> [YOUR TASK] Write out all of the records precisely. Skip anything that is a picture.

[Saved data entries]
..........

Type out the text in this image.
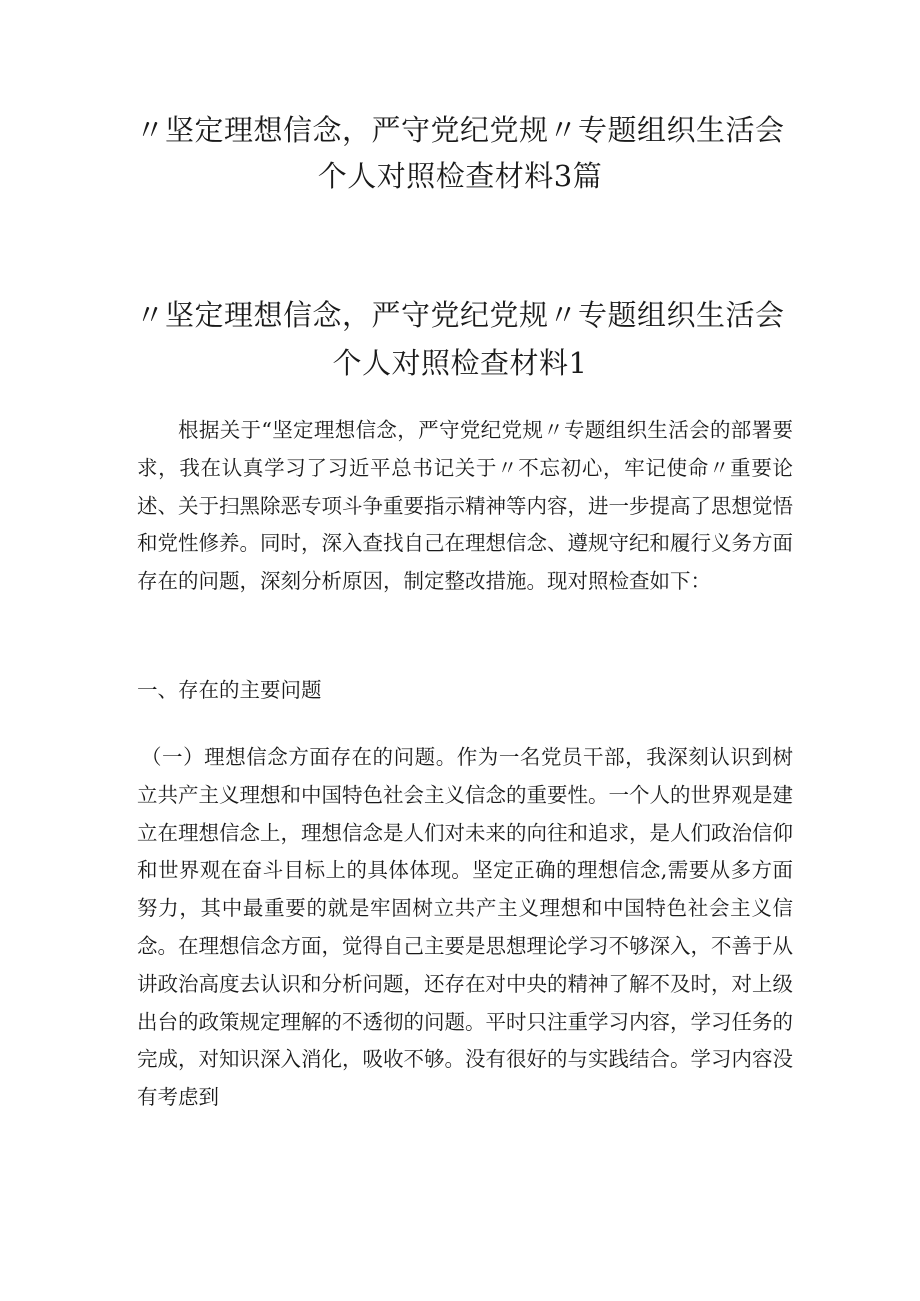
〃坚定理想信念，严守党纪党规〃专题组织生活会
个人对照检查材料3篇
〃坚定理想信念，严守党纪党规〃专题组织生活会
个人对照检查材料1

根据关于“坚定理想信念，严守党纪党规〃专题组织生活会的部署要求，我在认真学习了习近平总书记关于〃不忘初心，牢记使命〃重要论述、关于扫黑除恶专项斗争重要指示精神等内容，进一步提高了思想觉悟和党性修养。同时，深入查找自己在理想信念、遵规守纪和履行义务方面存在的问题，深刻分析原因，制定整改措施。现对照检查如下：

一、存在的主要问题

（一）理想信念方面存在的问题。作为一名党员干部，我深刻认识到树立共产主义理想和中国特色社会主义信念的重要性。一个人的世界观是建立在理想信念上，理想信念是人们对未来的向往和追求，是人们政治信仰和世界观在奋斗目标上的具体体现。坚定正确的理想信念,需要从多方面努力，其中最重要的就是牢固树立共产主义理想和中国特色社会主义信念。在理想信念方面，觉得自己主要是思想理论学习不够深入，不善于从讲政治高度去认识和分析问题，还存在对中央的精神了解不及时，对上级出台的政策规定理解的不透彻的问题。平时只注重学习内容，学习任务的完成，对知识深入消化，吸收不够。没有很好的与实践结合。学习内容没有考虑到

..........

> [FINISHED EXERCISE]
Type out the text in this image.
〃坚定理想信念，严守党纪党规〃专题组织生活会
个人对照检查材料3篇
〃坚定理想信念，严守党纪党规〃专题组织生活会
个人对照检查材料1

根据关于“坚定理想信念，严守党纪党规〃专题组织生活会的部署要求，我在认真学习了习近平总书记关于〃不忘初心，牢记使命〃重要论述、关于扫黑除恶专项斗争重要指示精神等内容，进一步提高了思想觉悟和党性修养。同时，深入查找自己在理想信念、遵规守纪和履行义务方面存在的问题，深刻分析原因，制定整改措施。现对照检查如下：

一、存在的主要问题

（一）理想信念方面存在的问题。作为一名党员干部，我深刻认识到树立共产主义理想和中国特色社会主义信念的重要性。一个人的世界观是建立在理想信念上，理想信念是人们对未来的向往和追求，是人们政治信仰和世界观在奋斗目标上的具体体现。坚定正确的理想信念,需要从多方面努力，其中最重要的就是牢固树立共产主义理想和中国特色社会主义信念。在理想信念方面，觉得自己主要是思想理论学习不够深入，不善于从讲政治高度去认识和分析问题，还存在对中央的精神了解不及时，对上级出台的政策规定理解的不透彻的问题。平时只注重学习内容，学习任务的完成，对知识深入消化，吸收不够。没有很好的与实践结合。学习内容没有考虑到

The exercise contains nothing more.